> EXERCISE INSTRUCTIONS:
Output the lines that follow exactly as they are.

[Data listing]
==*==
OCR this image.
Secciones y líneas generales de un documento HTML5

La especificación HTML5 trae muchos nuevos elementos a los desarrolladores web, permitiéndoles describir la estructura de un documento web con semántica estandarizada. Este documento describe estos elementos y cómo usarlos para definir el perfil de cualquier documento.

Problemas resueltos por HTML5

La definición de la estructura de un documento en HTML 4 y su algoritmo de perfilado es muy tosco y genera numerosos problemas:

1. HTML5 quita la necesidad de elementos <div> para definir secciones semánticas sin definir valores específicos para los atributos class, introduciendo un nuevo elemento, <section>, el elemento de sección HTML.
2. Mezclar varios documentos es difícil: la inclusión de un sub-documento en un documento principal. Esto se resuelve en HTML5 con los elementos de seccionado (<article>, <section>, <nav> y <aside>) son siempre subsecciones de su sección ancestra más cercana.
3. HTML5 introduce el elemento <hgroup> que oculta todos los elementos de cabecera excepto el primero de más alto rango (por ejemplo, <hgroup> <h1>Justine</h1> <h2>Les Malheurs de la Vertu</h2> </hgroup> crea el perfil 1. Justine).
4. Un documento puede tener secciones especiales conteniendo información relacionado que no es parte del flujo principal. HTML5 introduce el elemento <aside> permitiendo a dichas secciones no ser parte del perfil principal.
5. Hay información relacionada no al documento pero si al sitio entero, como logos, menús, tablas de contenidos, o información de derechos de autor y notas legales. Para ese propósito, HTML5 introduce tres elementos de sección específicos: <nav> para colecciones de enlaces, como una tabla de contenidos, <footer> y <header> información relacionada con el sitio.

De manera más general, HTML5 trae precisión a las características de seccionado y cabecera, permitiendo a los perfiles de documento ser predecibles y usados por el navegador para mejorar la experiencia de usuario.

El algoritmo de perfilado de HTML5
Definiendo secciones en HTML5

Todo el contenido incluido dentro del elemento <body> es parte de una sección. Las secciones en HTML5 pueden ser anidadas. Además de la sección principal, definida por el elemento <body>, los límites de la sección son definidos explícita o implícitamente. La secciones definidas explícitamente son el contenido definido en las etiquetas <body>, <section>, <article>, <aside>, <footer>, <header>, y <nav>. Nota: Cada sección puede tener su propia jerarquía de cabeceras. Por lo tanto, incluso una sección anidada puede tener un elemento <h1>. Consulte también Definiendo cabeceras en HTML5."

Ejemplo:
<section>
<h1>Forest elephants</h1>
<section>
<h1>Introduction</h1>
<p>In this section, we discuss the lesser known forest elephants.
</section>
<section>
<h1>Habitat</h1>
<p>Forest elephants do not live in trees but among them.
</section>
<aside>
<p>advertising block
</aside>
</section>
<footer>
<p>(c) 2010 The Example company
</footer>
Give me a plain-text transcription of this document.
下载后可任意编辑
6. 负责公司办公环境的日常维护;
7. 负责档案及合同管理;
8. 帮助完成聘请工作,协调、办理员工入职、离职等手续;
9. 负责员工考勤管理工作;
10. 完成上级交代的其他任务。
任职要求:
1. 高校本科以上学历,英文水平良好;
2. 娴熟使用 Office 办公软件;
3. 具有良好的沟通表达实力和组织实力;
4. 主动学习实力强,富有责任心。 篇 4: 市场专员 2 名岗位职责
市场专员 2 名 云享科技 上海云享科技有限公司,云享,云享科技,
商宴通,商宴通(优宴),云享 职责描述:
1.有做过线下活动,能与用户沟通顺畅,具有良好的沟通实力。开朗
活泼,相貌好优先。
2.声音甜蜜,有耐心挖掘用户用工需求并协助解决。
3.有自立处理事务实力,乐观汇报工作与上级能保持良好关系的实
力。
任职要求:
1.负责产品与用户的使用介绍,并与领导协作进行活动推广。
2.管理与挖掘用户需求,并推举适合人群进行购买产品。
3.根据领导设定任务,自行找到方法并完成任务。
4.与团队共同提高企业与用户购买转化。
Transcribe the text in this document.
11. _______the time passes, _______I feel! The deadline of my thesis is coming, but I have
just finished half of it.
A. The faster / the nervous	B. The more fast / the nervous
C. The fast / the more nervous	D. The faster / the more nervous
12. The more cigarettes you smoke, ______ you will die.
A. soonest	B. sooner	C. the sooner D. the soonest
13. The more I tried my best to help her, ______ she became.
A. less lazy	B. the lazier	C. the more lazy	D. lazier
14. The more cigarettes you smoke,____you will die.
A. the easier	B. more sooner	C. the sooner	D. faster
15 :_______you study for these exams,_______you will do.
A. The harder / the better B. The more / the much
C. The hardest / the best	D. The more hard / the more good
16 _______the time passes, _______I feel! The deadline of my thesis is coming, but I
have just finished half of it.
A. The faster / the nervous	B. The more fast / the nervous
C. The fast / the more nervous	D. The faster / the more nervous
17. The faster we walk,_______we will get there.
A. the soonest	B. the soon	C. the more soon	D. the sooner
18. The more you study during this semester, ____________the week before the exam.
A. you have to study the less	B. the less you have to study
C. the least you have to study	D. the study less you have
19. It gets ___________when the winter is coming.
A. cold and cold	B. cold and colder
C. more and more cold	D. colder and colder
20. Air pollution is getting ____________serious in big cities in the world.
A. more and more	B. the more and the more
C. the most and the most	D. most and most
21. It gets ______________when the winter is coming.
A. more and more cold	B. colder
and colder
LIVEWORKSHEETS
==*==
> TASK RESPONSE:
OCR this image.
Secciones y líneas generales de un documento HTML5

La especificación HTML5 trae muchos nuevos elementos a los desarrolladores web, permitiéndoles describir la estructura de un documento web con semántica estandarizada. Este documento describe estos elementos y cómo usarlos para definir el perfil de cualquier documento.

Problemas resueltos por HTML5

La definición de la estructura de un documento en HTML 4 y su algoritmo de perfilado es muy tosco y genera numerosos problemas:

1. HTML5 quita la necesidad de elementos <div> para definir secciones semánticas sin definir valores específicos para los atributos class, introduciendo un nuevo elemento, <section>, el elemento de sección HTML.
2. Mezclar varios documentos es difícil: la inclusión de un sub-documento en un documento principal. Esto se resuelve en HTML5 con los elementos de seccionado (<article>, <section>, <nav> y <aside>) son siempre subsecciones de su sección ancestra más cercana.
3. HTML5 introduce el elemento <hgroup> que oculta todos los elementos de cabecera excepto el primero de más alto rango (por ejemplo, <hgroup> <h1>Justine</h1> <h2>Les Malheurs de la Vertu</h2> </hgroup> crea el perfil 1. Justine).
4. Un documento puede tener secciones especiales conteniendo información relacionado que no es parte del flujo principal. HTML5 introduce el elemento <aside> permitiendo a dichas secciones no ser parte del perfil principal.
5. Hay información relacionada no al documento pero si al sitio entero, como logos, menús, tablas de contenidos, o información de derechos de autor y notas legales. Para ese propósito, HTML5 introduce tres elementos de sección específicos: <nav> para colecciones de enlaces, como una tabla de contenidos, <footer> y <header> información relacionada con el sitio.

De manera más general, HTML5 trae precisión a las características de seccionado y cabecera, permitiendo a los perfiles de documento ser predecibles y usados por el navegador para mejorar la experiencia de usuario.

El algoritmo de perfilado de HTML5
Definiendo secciones en HTML5

Todo el contenido incluido dentro del elemento <body> es parte de una sección. Las secciones en HTML5 pueden ser anidadas. Además de la sección principal, definida por el elemento <body>, los límites de la sección son definidos explícita o implícitamente. La secciones definidas explícitamente son el contenido definido en las etiquetas <body>, <section>, <article>, <aside>, <footer>, <header>, y <nav>. Nota: Cada sección puede tener su propia jerarquía de cabeceras. Por lo tanto, incluso una sección anidada puede tener un elemento <h1>. Consulte también Definiendo cabeceras en HTML5."

Ejemplo:
<section>
<h1>Forest elephants</h1>
<section>
<h1>Introduction</h1>
<p>In this section, we discuss the lesser known forest elephants.
</section>
<section>
<h1>Habitat</h1>
<p>Forest elephants do not live in trees but among them.
</section>
<aside>
<p>advertising block
</aside>
</section>
<footer>
<p>(c) 2010 The Example company
</footer>
Give me a plain-text transcription of this document.
下载后可任意编辑
6. 负责公司办公环境的日常维护;
7. 负责档案及合同管理;
8. 帮助完成聘请工作,协调、办理员工入职、离职等手续;
9. 负责员工考勤管理工作;
10. 完成上级交代的其他任务。
任职要求:
1. 高校本科以上学历,英文水平良好;
2. 娴熟使用 Office 办公软件;
3. 具有良好的沟通表达实力和组织实力;
4. 主动学习实力强,富有责任心。 篇 4: 市场专员 2 名岗位职责
市场专员 2 名 云享科技 上海云享科技有限公司,云享,云享科技,
商宴通,商宴通(优宴),云享 职责描述:
1.有做过线下活动,能与用户沟通顺畅,具有良好的沟通实力。开朗
活泼,相貌好优先。
2.声音甜蜜,有耐心挖掘用户用工需求并协助解决。
3.有自立处理事务实力,乐观汇报工作与上级能保持良好关系的实
力。
任职要求:
1.负责产品与用户的使用介绍,并与领导协作进行活动推广。
2.管理与挖掘用户需求,并推举适合人群进行购买产品。
3.根据领导设定任务,自行找到方法并完成任务。
4.与团队共同提高企业与用户购买转化。
Transcribe the text in this document.
11. _______the time passes, _______I feel! The deadline of my thesis is coming, but I have
just finished half of it.
A. The faster / the nervous	B. The more fast / the nervous
C. The fast / the more nervous	D. The faster / the more nervous
12. The more cigarettes you smoke, ______ you will die.
A. soonest	B. sooner	C. the sooner D. the soonest
13. The more I tried my best to help her, ______ she became.
A. less lazy	B. the lazier	C. the more lazy	D. lazier
14. The more cigarettes you smoke,____you will die.
A. the easier	B. more sooner	C. the sooner	D. faster
15 :_______you study for these exams,_______you will do.
A. The harder / the better B. The more / the much
C. The hardest / the best	D. The more hard / the more good
16 _______the time passes, _______I feel! The deadline of my thesis is coming, but I
have just finished half of it.
A. The faster / the nervous	B. The more fast / the nervous
C. The fast / the more nervous	D. The faster / the more nervous
17. The faster we walk,_______we will get there.
A. the soonest	B. the soon	C. the more soon	D. the sooner
18. The more you study during this semester, ____________the week before the exam.
A. you have to study the less	B. the less you have to study
C. the least you have to study	D. the study less you have
19. It gets ___________when the winter is coming.
A. cold and cold	B. cold and colder
C. more and more cold	D. colder and colder
20. Air pollution is getting ____________serious in big cities in the world.
A. more and more	B. the more and the more
C. the most and the most	D. most and most
21. It gets ______________when the winter is coming.
A. more and more cold	B. colder
and colder
LIVEWORKSHEETS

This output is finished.